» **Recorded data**

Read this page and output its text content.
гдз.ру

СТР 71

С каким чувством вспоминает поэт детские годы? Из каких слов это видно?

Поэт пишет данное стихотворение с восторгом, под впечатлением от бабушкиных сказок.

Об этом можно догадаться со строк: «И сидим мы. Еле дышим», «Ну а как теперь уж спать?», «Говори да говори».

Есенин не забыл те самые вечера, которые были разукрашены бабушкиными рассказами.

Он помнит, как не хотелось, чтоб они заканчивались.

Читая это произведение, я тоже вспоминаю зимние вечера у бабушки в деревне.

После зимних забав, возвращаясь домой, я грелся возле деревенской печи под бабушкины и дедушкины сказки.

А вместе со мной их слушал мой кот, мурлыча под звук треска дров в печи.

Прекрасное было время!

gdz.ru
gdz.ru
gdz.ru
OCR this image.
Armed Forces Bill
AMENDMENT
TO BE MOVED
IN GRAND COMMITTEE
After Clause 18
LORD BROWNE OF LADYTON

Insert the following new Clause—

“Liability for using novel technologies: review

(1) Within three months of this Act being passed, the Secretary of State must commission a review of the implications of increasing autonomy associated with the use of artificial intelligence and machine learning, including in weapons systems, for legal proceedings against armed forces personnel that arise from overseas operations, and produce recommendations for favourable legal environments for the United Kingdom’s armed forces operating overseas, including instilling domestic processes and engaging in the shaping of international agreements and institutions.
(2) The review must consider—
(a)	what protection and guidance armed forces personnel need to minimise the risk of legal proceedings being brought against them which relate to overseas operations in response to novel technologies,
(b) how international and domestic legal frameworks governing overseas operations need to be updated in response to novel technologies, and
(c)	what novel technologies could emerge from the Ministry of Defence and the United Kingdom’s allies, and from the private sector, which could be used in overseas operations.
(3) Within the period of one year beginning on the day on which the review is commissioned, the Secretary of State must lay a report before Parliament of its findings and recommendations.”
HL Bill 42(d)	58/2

» **What is needed**
Copy out each line of the records that holds the string "Clause".

» **Answer**
After Clause 18
Insert the following new Clause—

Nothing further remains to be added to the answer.